→ **TASK REQUIREMENTS**:
Extract every line below, verbatim.

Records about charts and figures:
— BEGIN —

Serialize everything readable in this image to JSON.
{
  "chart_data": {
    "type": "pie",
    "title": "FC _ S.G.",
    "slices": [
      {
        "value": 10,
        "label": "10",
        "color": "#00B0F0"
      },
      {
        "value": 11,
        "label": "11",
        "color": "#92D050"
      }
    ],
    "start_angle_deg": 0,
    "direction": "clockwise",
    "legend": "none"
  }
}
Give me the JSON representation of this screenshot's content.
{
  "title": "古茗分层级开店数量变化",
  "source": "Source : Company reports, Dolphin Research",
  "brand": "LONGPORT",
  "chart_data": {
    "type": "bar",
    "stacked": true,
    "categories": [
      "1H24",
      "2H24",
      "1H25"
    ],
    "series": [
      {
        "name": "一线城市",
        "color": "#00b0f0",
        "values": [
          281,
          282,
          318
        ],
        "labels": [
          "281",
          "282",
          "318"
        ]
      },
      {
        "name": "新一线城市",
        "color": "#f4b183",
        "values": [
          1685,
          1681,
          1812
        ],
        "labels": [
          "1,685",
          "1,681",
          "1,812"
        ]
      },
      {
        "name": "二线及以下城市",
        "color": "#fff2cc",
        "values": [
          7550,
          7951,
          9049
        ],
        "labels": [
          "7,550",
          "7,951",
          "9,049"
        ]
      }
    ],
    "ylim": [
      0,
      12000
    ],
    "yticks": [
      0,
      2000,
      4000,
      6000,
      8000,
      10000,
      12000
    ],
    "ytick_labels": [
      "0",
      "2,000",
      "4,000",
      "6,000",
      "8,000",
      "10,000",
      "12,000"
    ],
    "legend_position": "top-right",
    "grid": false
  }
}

— END —

→ **SOLUTION TO THIS TASK**:
Serialize everything readable in this image to JSON.
{
  "chart_data": {
    "type": "pie",
    "title": "FC _ S.G.",
    "slices": [
      {
        "value": 10,
        "label": "10",
        "color": "#00B0F0"
      },
      {
        "value": 11,
        "label": "11",
        "color": "#92D050"
      }
    ],
    "start_angle_deg": 0,
    "direction": "clockwise",
    "legend": "none"
  }
}
Give me the JSON representation of this screenshot's content.
{
  "title": "古茗分层级开店数量变化",
  "source": "Source : Company reports, Dolphin Research",
  "brand": "LONGPORT",
  "chart_data": {
    "type": "bar",
    "stacked": true,
    "categories": [
      "1H24",
      "2H24",
      "1H25"
    ],
    "series": [
      {
        "name": "一线城市",
        "color": "#00b0f0",
        "values": [
          281,
          282,
          318
        ],
        "labels": [
          "281",
          "282",
          "318"
        ]
      },
      {
        "name": "新一线城市",
        "color": "#f4b183",
        "values": [
          1685,
          1681,
          1812
        ],
        "labels": [
          "1,685",
          "1,681",
          "1,812"
        ]
      },
      {
        "name": "二线及以下城市",
        "color": "#fff2cc",
        "values": [
          7550,
          7951,
          9049
        ],
        "labels": [
          "7,550",
          "7,951",
          "9,049"
        ]
      }
    ],
    "ylim": [
      0,
      12000
    ],
    "yticks": [
      0,
      2000,
      4000,
      6000,
      8000,
      10000,
      12000
    ],
    "ytick_labels": [
      "0",
      "2,000",
      "4,000",
      "6,000",
      "8,000",
      "10,000",
      "12,000"
    ],
    "legend_position": "top-right",
    "grid": false
  }
}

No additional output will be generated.